* _What to work on_
Gather the lines from the material that contain "color".

* _Data entries for graphics_
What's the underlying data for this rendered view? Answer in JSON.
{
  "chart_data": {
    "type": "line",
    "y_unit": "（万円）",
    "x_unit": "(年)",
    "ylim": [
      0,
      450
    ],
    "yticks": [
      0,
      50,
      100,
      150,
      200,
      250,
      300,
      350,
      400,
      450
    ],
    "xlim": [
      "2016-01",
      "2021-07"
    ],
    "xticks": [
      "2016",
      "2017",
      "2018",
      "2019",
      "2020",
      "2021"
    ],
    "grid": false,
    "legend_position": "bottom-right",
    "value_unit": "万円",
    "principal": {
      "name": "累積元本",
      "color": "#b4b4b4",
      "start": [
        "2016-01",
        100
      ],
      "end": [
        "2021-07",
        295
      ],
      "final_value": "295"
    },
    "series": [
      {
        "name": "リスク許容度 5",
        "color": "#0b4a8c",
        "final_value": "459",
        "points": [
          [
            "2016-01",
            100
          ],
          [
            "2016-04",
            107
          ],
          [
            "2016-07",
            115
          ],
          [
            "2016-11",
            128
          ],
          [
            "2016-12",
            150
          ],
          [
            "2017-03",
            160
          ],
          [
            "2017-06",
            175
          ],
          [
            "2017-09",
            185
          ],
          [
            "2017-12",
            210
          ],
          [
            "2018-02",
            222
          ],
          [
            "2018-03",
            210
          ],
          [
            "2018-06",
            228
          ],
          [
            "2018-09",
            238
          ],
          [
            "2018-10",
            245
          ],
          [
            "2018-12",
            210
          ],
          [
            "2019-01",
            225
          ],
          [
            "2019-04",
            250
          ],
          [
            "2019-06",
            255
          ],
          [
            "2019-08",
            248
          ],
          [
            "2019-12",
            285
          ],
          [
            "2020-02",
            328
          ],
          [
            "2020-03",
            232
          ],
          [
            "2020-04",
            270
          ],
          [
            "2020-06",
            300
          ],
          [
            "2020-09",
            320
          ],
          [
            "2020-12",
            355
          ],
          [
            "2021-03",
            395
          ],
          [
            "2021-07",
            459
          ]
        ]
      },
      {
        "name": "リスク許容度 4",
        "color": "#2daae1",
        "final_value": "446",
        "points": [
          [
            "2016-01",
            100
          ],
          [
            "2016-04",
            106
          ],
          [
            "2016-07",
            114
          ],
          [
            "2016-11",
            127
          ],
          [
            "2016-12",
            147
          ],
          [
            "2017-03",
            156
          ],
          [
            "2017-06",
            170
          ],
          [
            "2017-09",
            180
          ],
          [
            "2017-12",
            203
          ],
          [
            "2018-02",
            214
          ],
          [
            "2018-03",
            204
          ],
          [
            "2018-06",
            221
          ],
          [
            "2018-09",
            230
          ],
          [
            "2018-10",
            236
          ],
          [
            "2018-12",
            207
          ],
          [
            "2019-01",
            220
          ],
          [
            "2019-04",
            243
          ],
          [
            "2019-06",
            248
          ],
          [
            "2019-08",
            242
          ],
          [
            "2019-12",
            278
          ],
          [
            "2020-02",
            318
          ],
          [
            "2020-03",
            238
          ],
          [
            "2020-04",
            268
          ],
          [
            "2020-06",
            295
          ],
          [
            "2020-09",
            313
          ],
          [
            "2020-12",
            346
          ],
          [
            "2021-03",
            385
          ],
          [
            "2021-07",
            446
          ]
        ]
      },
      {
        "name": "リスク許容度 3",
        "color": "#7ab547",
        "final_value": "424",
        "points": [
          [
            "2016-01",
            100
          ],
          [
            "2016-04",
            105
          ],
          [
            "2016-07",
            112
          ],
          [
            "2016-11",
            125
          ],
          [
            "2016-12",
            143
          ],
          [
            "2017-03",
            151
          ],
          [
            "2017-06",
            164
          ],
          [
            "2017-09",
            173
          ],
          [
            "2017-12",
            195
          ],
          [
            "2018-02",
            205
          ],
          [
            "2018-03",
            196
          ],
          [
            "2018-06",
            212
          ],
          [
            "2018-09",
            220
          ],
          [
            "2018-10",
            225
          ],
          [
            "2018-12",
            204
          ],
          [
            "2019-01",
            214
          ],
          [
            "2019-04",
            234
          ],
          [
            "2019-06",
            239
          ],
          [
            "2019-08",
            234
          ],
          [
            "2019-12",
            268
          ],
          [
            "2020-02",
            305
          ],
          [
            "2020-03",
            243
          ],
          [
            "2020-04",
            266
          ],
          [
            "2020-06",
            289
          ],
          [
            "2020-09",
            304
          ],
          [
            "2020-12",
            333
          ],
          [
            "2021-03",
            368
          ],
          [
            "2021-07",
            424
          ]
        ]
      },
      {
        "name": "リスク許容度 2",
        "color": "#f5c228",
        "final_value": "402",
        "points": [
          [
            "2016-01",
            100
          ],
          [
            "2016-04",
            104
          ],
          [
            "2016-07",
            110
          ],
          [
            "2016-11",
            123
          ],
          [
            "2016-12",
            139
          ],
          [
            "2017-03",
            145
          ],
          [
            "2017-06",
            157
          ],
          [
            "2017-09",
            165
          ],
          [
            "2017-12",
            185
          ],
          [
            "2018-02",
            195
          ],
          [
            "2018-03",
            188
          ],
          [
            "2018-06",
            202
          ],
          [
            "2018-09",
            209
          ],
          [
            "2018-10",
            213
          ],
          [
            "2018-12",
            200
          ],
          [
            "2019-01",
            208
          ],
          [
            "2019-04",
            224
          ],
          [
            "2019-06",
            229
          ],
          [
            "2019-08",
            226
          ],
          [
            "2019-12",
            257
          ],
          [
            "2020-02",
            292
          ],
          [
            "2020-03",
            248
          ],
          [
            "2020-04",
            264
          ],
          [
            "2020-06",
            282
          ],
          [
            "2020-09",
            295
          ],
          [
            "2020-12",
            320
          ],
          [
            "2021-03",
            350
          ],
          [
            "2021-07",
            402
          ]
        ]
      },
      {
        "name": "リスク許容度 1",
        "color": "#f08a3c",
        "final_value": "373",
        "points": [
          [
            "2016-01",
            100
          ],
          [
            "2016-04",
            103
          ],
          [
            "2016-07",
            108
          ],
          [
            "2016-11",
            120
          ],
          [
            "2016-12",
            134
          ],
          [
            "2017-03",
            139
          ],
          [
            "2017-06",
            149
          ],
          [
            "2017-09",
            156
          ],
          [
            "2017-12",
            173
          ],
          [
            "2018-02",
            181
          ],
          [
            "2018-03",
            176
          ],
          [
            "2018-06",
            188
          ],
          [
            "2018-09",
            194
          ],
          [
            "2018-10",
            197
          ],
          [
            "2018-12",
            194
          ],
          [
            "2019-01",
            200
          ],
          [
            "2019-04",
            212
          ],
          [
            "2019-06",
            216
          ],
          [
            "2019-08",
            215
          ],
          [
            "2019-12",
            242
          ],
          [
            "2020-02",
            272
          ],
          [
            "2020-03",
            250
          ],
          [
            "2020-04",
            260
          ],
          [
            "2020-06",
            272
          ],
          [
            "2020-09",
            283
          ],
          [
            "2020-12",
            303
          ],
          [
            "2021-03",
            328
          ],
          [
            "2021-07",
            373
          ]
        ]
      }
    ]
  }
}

* _Answer to the task_
      "color": "#b4b4b4",
        "color": "#0b4a8c",
        "color": "#2daae1",
        "color": "#7ab547",
        "color": "#f5c228",
        "color": "#f08a3c",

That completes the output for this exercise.